■ **AIM**:
Reproduce the rows word for word, from the very first one up to and including the line that contains "map-slot-button[interactable]: [589, 277, 600, 289]".

--- SUPPLIED RECORDS ---

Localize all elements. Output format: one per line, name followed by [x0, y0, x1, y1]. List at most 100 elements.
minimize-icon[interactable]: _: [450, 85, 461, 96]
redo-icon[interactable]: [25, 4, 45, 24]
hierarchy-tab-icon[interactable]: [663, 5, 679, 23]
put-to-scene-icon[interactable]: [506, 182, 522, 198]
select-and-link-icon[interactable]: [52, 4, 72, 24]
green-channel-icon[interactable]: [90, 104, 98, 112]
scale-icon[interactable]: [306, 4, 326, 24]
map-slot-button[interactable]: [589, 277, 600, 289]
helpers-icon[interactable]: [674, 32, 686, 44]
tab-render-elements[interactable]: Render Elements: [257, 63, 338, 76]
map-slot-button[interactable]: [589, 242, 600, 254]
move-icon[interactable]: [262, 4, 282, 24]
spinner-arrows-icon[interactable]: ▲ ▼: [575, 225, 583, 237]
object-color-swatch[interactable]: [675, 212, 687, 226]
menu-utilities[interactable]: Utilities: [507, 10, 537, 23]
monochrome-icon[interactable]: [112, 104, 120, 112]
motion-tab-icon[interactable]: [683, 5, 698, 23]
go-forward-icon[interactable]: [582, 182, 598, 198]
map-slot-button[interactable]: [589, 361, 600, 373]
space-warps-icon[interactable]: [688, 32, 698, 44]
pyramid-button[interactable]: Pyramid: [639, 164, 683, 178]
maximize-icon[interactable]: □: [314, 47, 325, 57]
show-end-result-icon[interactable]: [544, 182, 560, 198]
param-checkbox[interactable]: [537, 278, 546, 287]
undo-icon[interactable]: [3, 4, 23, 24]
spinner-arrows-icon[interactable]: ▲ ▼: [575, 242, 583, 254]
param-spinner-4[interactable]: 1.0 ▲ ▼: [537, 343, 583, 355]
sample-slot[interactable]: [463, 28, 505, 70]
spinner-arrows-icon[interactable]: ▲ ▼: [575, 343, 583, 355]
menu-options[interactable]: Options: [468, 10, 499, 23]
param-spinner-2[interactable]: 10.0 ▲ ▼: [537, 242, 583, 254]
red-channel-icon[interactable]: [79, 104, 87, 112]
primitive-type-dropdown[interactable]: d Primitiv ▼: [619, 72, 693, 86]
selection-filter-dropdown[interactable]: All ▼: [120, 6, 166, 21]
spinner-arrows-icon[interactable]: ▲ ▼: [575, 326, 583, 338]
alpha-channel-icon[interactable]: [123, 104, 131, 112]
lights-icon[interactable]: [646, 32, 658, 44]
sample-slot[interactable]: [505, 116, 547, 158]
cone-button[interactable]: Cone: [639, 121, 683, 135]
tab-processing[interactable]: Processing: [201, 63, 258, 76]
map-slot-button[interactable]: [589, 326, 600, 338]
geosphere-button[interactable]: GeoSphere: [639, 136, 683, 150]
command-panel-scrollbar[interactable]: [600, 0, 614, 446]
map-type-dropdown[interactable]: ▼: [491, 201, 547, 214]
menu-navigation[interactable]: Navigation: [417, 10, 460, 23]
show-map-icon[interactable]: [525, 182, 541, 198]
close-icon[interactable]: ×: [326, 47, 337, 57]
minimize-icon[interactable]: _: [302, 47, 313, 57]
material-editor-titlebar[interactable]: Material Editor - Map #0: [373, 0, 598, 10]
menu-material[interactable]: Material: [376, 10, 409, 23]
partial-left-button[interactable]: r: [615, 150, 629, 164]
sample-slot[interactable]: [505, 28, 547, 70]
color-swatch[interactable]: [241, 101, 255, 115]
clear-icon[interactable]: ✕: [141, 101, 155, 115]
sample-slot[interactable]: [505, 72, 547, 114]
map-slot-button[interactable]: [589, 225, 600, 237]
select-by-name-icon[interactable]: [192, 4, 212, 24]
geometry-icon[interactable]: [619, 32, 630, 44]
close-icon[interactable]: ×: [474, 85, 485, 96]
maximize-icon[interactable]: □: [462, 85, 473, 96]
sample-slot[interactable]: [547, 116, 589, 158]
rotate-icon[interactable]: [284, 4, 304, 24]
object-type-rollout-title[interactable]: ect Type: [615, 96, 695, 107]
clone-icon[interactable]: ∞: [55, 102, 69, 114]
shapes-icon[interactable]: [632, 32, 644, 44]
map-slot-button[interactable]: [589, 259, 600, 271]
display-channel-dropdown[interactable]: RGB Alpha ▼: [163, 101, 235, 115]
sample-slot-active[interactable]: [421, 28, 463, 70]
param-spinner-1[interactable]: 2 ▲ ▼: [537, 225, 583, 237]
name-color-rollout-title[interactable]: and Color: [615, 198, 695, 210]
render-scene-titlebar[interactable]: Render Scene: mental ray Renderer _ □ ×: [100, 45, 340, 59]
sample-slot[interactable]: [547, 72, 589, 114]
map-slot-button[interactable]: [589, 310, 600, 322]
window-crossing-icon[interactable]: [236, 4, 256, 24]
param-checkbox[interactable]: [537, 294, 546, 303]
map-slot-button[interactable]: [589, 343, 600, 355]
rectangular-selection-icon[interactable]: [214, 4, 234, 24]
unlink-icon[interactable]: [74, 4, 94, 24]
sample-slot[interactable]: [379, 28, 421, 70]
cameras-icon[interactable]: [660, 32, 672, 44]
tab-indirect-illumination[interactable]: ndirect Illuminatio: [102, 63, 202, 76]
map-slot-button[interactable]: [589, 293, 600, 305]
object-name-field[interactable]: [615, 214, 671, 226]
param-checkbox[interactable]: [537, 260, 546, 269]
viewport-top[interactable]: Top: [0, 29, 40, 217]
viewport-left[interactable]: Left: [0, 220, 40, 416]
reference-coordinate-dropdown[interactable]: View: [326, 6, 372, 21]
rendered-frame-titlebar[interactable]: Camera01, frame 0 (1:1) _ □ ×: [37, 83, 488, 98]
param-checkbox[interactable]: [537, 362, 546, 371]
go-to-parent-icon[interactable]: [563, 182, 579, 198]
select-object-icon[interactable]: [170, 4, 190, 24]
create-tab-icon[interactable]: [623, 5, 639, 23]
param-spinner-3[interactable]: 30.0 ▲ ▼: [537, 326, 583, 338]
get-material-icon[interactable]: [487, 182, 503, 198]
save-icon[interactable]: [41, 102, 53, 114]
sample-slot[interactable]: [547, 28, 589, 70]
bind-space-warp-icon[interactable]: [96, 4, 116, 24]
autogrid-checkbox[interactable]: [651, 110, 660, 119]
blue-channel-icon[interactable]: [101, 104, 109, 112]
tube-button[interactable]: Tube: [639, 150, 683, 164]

---

■ **RESULT OF THIS EXERCISE**:
Localize all elements. Output format: one per line, name followed by [x0, y0, x1, y1]. List at most 100 elements.
minimize-icon[interactable]: _: [450, 85, 461, 96]
redo-icon[interactable]: [25, 4, 45, 24]
hierarchy-tab-icon[interactable]: [663, 5, 679, 23]
put-to-scene-icon[interactable]: [506, 182, 522, 198]
select-and-link-icon[interactable]: [52, 4, 72, 24]
green-channel-icon[interactable]: [90, 104, 98, 112]
scale-icon[interactable]: [306, 4, 326, 24]
map-slot-button[interactable]: [589, 277, 600, 289]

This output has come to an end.